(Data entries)
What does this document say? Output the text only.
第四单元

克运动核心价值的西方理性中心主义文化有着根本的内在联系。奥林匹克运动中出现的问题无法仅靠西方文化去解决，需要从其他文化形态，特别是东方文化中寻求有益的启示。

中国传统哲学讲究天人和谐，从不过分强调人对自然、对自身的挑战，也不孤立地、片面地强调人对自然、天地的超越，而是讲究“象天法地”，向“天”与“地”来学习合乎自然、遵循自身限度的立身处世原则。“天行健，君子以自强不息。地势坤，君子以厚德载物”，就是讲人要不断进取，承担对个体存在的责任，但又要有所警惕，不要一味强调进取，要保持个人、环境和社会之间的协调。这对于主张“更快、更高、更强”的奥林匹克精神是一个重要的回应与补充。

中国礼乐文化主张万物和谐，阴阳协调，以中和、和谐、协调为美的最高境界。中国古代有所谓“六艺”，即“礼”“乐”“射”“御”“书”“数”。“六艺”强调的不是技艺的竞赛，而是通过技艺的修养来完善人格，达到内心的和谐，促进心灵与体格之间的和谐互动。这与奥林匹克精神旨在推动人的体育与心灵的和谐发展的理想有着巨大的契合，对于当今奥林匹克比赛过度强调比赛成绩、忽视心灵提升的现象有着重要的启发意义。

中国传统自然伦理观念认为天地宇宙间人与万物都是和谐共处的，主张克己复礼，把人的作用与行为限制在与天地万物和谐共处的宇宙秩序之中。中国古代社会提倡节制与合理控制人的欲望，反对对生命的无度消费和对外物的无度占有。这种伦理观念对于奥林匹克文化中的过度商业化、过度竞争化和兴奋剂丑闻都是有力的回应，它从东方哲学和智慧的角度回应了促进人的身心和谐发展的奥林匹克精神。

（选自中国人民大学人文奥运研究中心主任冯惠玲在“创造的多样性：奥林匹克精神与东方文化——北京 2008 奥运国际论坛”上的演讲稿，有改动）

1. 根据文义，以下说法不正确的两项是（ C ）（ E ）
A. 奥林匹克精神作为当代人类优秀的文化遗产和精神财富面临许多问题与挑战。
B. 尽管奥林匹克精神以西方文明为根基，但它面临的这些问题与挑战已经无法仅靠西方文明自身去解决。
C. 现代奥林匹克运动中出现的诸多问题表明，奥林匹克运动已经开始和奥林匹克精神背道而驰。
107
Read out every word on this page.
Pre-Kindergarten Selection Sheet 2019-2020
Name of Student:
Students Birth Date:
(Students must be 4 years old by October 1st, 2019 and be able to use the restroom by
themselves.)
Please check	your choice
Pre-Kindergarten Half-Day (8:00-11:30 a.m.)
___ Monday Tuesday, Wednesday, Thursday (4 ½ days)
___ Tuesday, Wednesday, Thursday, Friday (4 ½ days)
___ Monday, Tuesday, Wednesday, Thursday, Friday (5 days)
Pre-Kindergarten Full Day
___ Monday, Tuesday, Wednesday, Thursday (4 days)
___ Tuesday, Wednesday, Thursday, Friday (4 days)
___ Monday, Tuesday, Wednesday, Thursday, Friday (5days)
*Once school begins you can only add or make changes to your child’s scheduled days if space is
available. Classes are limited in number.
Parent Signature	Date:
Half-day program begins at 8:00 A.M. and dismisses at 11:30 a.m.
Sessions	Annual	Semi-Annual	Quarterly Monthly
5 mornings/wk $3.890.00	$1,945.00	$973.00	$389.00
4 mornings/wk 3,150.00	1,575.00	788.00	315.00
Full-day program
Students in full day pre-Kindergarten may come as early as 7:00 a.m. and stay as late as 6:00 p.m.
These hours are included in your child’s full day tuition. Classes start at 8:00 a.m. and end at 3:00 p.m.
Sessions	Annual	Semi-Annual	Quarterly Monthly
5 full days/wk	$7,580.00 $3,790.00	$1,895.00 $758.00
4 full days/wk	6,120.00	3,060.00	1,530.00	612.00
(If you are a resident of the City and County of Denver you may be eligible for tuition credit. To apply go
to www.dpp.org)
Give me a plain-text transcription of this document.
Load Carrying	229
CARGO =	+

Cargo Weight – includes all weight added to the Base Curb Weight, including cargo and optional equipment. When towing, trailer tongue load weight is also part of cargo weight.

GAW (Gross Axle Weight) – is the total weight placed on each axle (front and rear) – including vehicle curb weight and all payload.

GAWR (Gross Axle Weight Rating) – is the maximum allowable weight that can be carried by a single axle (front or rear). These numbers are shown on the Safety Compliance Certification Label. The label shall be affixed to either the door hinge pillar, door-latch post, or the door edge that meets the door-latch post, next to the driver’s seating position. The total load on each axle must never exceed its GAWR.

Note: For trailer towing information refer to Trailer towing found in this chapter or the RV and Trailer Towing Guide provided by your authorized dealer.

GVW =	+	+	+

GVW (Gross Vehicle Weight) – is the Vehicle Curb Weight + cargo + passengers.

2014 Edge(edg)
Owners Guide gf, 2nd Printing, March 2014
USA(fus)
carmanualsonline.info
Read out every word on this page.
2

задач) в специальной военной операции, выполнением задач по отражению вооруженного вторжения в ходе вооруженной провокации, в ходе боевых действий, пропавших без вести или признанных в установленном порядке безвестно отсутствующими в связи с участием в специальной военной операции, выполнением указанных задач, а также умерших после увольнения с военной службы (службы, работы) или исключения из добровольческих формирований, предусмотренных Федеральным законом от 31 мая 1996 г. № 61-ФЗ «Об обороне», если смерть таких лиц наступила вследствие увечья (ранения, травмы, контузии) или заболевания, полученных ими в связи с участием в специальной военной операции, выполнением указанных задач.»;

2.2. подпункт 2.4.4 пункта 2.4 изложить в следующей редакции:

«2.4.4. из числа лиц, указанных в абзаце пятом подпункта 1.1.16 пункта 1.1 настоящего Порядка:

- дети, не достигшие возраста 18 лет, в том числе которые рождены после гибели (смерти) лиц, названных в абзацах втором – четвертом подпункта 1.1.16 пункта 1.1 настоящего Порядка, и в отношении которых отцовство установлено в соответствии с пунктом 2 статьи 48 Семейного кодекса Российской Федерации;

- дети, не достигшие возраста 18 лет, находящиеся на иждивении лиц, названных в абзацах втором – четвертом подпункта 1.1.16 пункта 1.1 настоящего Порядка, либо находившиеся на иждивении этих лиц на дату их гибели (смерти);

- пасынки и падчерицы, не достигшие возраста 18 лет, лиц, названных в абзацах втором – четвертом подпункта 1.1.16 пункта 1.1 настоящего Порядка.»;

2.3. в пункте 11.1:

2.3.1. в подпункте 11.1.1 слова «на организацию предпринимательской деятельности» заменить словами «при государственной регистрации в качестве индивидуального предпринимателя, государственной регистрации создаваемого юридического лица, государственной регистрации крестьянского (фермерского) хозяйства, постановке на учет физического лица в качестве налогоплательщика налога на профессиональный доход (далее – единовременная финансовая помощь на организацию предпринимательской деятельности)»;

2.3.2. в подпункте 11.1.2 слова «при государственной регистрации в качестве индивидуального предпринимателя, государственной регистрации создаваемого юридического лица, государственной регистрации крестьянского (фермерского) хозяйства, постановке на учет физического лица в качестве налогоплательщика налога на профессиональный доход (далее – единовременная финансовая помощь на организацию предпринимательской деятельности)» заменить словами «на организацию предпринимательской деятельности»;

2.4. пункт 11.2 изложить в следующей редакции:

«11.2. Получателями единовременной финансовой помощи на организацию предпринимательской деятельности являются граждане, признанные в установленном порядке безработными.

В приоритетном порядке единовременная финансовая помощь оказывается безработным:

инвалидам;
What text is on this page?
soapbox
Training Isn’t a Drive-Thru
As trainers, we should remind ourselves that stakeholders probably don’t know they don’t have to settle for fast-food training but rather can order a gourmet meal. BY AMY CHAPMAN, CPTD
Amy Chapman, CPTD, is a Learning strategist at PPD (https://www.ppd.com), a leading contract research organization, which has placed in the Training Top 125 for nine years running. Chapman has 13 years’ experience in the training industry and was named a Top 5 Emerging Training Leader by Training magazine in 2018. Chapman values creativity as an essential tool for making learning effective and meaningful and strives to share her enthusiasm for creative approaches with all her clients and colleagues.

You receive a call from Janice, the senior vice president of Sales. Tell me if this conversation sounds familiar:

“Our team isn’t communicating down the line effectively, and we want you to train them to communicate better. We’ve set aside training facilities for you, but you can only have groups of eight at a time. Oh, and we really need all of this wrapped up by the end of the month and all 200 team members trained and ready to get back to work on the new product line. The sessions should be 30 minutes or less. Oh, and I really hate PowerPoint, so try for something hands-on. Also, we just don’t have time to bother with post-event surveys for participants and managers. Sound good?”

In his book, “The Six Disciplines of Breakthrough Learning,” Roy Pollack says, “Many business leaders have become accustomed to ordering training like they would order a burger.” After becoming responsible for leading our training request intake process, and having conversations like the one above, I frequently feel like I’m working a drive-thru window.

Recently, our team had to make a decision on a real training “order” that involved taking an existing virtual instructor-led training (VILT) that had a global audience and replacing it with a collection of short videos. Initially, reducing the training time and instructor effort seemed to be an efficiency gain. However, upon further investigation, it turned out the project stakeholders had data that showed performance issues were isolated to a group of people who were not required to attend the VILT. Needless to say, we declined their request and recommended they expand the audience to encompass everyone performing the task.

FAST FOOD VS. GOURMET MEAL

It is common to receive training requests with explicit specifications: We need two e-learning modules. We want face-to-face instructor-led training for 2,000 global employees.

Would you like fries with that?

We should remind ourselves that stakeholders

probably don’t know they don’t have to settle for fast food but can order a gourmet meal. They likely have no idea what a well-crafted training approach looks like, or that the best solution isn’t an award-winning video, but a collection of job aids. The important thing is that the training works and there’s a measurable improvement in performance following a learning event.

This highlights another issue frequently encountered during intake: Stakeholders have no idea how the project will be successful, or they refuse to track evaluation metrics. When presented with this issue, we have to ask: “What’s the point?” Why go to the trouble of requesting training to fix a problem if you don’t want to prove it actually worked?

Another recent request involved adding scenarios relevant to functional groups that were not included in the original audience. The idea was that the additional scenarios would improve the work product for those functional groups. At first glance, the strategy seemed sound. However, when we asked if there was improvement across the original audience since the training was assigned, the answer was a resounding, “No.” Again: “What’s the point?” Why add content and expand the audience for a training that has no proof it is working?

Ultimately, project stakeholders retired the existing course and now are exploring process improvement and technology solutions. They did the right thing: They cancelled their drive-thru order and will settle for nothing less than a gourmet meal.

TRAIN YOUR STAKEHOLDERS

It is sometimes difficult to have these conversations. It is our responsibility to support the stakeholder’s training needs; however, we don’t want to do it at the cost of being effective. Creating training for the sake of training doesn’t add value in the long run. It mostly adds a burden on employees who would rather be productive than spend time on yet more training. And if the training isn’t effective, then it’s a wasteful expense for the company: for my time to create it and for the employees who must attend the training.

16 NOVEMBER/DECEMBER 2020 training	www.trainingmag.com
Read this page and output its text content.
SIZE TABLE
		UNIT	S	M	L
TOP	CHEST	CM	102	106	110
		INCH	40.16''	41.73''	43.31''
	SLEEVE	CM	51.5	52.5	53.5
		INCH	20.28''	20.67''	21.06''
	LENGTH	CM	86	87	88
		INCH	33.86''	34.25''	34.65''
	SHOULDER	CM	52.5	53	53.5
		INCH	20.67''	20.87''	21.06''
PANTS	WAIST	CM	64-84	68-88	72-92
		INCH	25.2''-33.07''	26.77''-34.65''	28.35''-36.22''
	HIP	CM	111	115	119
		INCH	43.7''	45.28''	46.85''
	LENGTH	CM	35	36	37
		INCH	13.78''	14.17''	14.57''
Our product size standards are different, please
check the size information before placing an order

### Problem statement
Look through the data above. Each line containing the word "Monday" needs to be copied.

### Correct result
___ Monday Tuesday, Wednesday, Thursday (4 ½ days)
___ Monday, Tuesday, Wednesday, Thursday, Friday (5 days)
___ Monday, Tuesday, Wednesday, Thursday (4 days)
___ Monday, Tuesday, Wednesday, Thursday, Friday (5days)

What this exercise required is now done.